THE REQUEST: Output the entries verbatim, including every line.
## BEGIN LISTED ENTRIES
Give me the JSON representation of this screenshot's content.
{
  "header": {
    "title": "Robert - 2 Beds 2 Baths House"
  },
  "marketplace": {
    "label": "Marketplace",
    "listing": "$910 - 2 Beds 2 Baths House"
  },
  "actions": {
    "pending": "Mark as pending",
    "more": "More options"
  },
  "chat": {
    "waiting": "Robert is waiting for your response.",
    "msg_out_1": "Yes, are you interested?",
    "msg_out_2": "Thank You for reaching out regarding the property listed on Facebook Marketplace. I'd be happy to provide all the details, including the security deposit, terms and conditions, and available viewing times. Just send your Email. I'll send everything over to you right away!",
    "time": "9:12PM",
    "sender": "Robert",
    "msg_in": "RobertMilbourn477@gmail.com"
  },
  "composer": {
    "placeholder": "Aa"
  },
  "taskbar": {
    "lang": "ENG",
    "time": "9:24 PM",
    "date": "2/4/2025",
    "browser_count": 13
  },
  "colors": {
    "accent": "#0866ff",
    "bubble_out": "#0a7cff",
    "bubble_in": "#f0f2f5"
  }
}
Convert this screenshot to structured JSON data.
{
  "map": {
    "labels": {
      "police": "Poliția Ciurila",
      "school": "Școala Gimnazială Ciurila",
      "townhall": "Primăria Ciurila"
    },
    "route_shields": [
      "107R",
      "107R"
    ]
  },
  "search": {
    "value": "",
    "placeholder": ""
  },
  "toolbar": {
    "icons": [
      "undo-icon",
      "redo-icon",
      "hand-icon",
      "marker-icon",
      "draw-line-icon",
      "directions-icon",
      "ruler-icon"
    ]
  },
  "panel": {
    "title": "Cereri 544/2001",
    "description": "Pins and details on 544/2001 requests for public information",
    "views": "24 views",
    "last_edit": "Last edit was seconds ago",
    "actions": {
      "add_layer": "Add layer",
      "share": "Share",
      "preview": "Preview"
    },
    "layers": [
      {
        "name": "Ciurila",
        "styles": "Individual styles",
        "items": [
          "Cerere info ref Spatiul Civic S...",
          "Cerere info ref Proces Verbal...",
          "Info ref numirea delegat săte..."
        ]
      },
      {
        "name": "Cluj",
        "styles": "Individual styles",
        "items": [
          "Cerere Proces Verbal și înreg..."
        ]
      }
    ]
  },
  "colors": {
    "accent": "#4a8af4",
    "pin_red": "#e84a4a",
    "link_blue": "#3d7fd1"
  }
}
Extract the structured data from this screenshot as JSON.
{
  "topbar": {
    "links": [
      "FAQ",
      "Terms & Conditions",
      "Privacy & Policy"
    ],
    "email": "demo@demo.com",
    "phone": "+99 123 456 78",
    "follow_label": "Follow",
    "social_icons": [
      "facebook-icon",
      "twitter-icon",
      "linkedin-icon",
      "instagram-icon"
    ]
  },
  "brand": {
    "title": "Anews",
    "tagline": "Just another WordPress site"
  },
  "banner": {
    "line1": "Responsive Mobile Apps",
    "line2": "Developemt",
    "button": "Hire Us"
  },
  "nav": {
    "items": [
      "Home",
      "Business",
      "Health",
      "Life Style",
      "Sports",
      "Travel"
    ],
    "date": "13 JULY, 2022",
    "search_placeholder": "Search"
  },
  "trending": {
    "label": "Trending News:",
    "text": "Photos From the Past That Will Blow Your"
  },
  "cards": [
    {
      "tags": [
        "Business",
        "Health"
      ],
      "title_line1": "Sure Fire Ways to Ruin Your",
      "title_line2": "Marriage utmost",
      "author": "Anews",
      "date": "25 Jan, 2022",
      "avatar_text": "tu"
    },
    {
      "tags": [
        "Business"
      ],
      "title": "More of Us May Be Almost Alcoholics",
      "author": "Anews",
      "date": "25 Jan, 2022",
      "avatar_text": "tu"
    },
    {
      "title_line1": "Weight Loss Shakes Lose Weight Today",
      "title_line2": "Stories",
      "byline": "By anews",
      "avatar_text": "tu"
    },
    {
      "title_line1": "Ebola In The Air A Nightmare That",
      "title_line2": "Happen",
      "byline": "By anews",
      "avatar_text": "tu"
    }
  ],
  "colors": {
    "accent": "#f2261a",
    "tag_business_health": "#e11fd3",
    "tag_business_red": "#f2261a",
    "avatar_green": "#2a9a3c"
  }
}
## END LISTED ENTRIES
THE ANSWER:
Give me the JSON representation of this screenshot's content.
{
  "header": {
    "title": "Robert - 2 Beds 2 Baths House"
  },
  "marketplace": {
    "label": "Marketplace",
    "listing": "$910 - 2 Beds 2 Baths House"
  },
  "actions": {
    "pending": "Mark as pending",
    "more": "More options"
  },
  "chat": {
    "waiting": "Robert is waiting for your response.",
    "msg_out_1": "Yes, are you interested?",
    "msg_out_2": "Thank You for reaching out regarding the property listed on Facebook Marketplace. I'd be happy to provide all the details, including the security deposit, terms and conditions, and available viewing times. Just send your Email. I'll send everything over to you right away!",
    "time": "9:12PM",
    "sender": "Robert",
    "msg_in": "RobertMilbourn477@gmail.com"
  },
  "composer": {
    "placeholder": "Aa"
  },
  "taskbar": {
    "lang": "ENG",
    "time": "9:24 PM",
    "date": "2/4/2025",
    "browser_count": 13
  },
  "colors": {
    "accent": "#0866ff",
    "bubble_out": "#0a7cff",
    "bubble_in": "#f0f2f5"
  }
}
Convert this screenshot to structured JSON data.
{
  "map": {
    "labels": {
      "police": "Poliția Ciurila",
      "school": "Școala Gimnazială Ciurila",
      "townhall": "Primăria Ciurila"
    },
    "route_shields": [
      "107R",
      "107R"
    ]
  },
  "search": {
    "value": "",
    "placeholder": ""
  },
  "toolbar": {
    "icons": [
      "undo-icon",
      "redo-icon",
      "hand-icon",
      "marker-icon",
      "draw-line-icon",
      "directions-icon",
      "ruler-icon"
    ]
  },
  "panel": {
    "title": "Cereri 544/2001",
    "description": "Pins and details on 544/2001 requests for public information",
    "views": "24 views",
    "last_edit": "Last edit was seconds ago",
    "actions": {
      "add_layer": "Add layer",
      "share": "Share",
      "preview": "Preview"
    },
    "layers": [
      {
        "name": "Ciurila",
        "styles": "Individual styles",
        "items": [
          "Cerere info ref Spatiul Civic S...",
          "Cerere info ref Proces Verbal...",
          "Info ref numirea delegat săte..."
        ]
      },
      {
        "name": "Cluj",
        "styles": "Individual styles",
        "items": [
          "Cerere Proces Verbal și înreg..."
        ]
      }
    ]
  },
  "colors": {
    "accent": "#4a8af4",
    "pin_red": "#e84a4a",
    "link_blue": "#3d7fd1"
  }
}
Extract the structured data from this screenshot as JSON.
{
  "topbar": {
    "links": [
      "FAQ",
      "Terms & Conditions",
      "Privacy & Policy"
    ],
    "email": "demo@demo.com",
    "phone": "+99 123 456 78",
    "follow_label": "Follow",
    "social_icons": [
      "facebook-icon",
      "twitter-icon",
      "linkedin-icon",
      "instagram-icon"
    ]
  },
  "brand": {
    "title": "Anews",
    "tagline": "Just another WordPress site"
  },
  "banner": {
    "line1": "Responsive Mobile Apps",
    "line2": "Developemt",
    "button": "Hire Us"
  },
  "nav": {
    "items": [
      "Home",
      "Business",
      "Health",
      "Life Style",
      "Sports",
      "Travel"
    ],
    "date": "13 JULY, 2022",
    "search_placeholder": "Search"
  },
  "trending": {
    "label": "Trending News:",
    "text": "Photos From the Past That Will Blow Your"
  },
  "cards": [
    {
      "tags": [
        "Business",
        "Health"
      ],
      "title_line1": "Sure Fire Ways to Ruin Your",
      "title_line2": "Marriage utmost",
      "author": "Anews",
      "date": "25 Jan, 2022",
      "avatar_text": "tu"
    },
    {
      "tags": [
        "Business"
      ],
      "title": "More of Us May Be Almost Alcoholics",
      "author": "Anews",
      "date": "25 Jan, 2022",
      "avatar_text": "tu"
    },
    {
      "title_line1": "Weight Loss Shakes Lose Weight Today",
      "title_line2": "Stories",
      "byline": "By anews",
      "avatar_text": "tu"
    },
    {
      "title_line1": "Ebola In The Air A Nightmare That",
      "title_line2": "Happen",
      "byline": "By anews",
      "avatar_text": "tu"
    }
  ],
  "colors": {
    "accent": "#f2261a",
    "tag_business_health": "#e11fd3",
    "tag_business_red": "#f2261a",
    "avatar_green": "#2a9a3c"
  }
}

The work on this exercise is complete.